• [Given instruction]: Quote the whole listing word for word, please.

***** Dataset content *****

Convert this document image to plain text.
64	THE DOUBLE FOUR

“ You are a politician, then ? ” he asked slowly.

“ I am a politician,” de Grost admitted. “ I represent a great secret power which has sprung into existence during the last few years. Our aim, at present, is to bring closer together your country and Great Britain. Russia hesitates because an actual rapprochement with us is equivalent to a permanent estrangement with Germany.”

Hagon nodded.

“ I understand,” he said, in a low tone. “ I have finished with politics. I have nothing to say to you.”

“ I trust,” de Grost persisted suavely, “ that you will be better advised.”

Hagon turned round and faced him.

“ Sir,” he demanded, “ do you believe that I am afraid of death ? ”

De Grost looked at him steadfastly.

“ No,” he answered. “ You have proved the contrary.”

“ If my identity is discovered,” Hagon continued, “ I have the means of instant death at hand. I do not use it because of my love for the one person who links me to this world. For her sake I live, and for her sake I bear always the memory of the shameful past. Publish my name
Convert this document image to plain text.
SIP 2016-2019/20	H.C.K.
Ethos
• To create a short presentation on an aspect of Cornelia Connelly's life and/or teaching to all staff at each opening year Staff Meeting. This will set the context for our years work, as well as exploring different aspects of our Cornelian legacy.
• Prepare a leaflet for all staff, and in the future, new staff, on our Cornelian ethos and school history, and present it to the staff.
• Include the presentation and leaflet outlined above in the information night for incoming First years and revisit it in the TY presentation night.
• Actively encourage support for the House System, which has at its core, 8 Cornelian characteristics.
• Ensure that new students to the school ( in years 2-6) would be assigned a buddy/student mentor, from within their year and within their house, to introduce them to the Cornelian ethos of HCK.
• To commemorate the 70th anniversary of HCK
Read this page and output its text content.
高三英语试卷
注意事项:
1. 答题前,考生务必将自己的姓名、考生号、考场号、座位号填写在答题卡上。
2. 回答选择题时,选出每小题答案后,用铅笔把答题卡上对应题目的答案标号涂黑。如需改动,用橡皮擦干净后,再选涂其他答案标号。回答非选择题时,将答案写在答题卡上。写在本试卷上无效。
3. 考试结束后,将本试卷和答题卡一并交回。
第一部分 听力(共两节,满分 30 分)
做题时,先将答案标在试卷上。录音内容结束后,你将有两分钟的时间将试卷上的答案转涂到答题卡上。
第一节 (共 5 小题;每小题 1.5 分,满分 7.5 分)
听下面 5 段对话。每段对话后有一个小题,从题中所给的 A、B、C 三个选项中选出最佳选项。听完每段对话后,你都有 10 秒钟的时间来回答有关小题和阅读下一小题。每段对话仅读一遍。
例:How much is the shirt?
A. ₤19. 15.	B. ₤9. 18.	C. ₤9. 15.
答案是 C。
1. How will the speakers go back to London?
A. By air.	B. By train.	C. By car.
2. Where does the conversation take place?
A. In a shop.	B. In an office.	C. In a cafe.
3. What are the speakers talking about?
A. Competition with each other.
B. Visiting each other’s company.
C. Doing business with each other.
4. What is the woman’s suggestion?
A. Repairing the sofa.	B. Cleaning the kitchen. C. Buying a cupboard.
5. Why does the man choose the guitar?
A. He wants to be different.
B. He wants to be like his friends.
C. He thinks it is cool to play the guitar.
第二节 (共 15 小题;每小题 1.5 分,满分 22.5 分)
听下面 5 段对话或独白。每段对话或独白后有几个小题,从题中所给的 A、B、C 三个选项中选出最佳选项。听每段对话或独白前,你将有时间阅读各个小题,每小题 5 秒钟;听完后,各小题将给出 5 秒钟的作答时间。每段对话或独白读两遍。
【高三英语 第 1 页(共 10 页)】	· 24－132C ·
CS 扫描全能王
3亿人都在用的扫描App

*****

• [Response to this task]:
Convert this document image to plain text.
64	THE DOUBLE FOUR

“ You are a politician, then ? ” he asked slowly.

“ I am a politician,” de Grost admitted. “ I represent a great secret power which has sprung into existence during the last few years. Our aim, at present, is to bring closer together your country and Great Britain. Russia hesitates because an actual rapprochement with us is equivalent to a permanent estrangement with Germany.”

Hagon nodded.

“ I understand,” he said, in a low tone. “ I have finished with politics. I have nothing to say to you.”

“ I trust,” de Grost persisted suavely, “ that you will be better advised.”

Hagon turned round and faced him.

“ Sir,” he demanded, “ do you believe that I am afraid of death ? ”

De Grost looked at him steadfastly.

“ No,” he answered. “ You have proved the contrary.”

“ If my identity is discovered,” Hagon continued, “ I have the means of instant death at hand. I do not use it because of my love for the one person who links me to this world. For her sake I live, and for her sake I bear always the memory of the shameful past. Publish my name
Convert this document image to plain text.
SIP 2016-2019/20	H.C.K.
Ethos
• To create a short presentation on an aspect of Cornelia Connelly's life and/or teaching to all staff at each opening year Staff Meeting. This will set the context for our years work, as well as exploring different aspects of our Cornelian legacy.
• Prepare a leaflet for all staff, and in the future, new staff, on our Cornelian ethos and school history, and present it to the staff.
• Include the presentation and leaflet outlined above in the information night for incoming First years and revisit it in the TY presentation night.
• Actively encourage support for the House System, which has at its core, 8 Cornelian characteristics.
• Ensure that new students to the school ( in years 2-6) would be assigned a buddy/student mentor, from within their year and within their house, to introduce them to the Cornelian ethos of HCK.
• To commemorate the 70th anniversary of HCK
Read this page and output its text content.
高三英语试卷
注意事项:
1. 答题前,考生务必将自己的姓名、考生号、考场号、座位号填写在答题卡上。
2. 回答选择题时,选出每小题答案后,用铅笔把答题卡上对应题目的答案标号涂黑。如需改动,用橡皮擦干净后,再选涂其他答案标号。回答非选择题时,将答案写在答题卡上。写在本试卷上无效。
3. 考试结束后,将本试卷和答题卡一并交回。
第一部分 听力(共两节,满分 30 分)
做题时,先将答案标在试卷上。录音内容结束后,你将有两分钟的时间将试卷上的答案转涂到答题卡上。
第一节 (共 5 小题;每小题 1.5 分,满分 7.5 分)
听下面 5 段对话。每段对话后有一个小题,从题中所给的 A、B、C 三个选项中选出最佳选项。听完每段对话后,你都有 10 秒钟的时间来回答有关小题和阅读下一小题。每段对话仅读一遍。
例:How much is the shirt?
A. ₤19. 15.	B. ₤9. 18.	C. ₤9. 15.
答案是 C。
1. How will the speakers go back to London?
A. By air.	B. By train.	C. By car.
2. Where does the conversation take place?
A. In a shop.	B. In an office.	C. In a cafe.
3. What are the speakers talking about?
A. Competition with each other.
B. Visiting each other’s company.
C. Doing business with each other.
4. What is the woman’s suggestion?
A. Repairing the sofa.	B. Cleaning the kitchen. C. Buying a cupboard.
5. Why does the man choose the guitar?
A. He wants to be different.
B. He wants to be like his friends.
C. He thinks it is cool to play the guitar.
第二节 (共 15 小题;每小题 1.5 分,满分 22.5 分)
听下面 5 段对话或独白。每段对话或独白后有几个小题,从题中所给的 A、B、C 三个选项中选出最佳选项。听每段对话或独白前,你将有时间阅读各个小题,每小题 5 秒钟;听完后,各小题将给出 5 秒钟的作答时间。每段对话或独白读两遍。
【高三英语 第 1 页(共 10 页)】	· 24－132C ·
CS 扫描全能王
3亿人都在用的扫描App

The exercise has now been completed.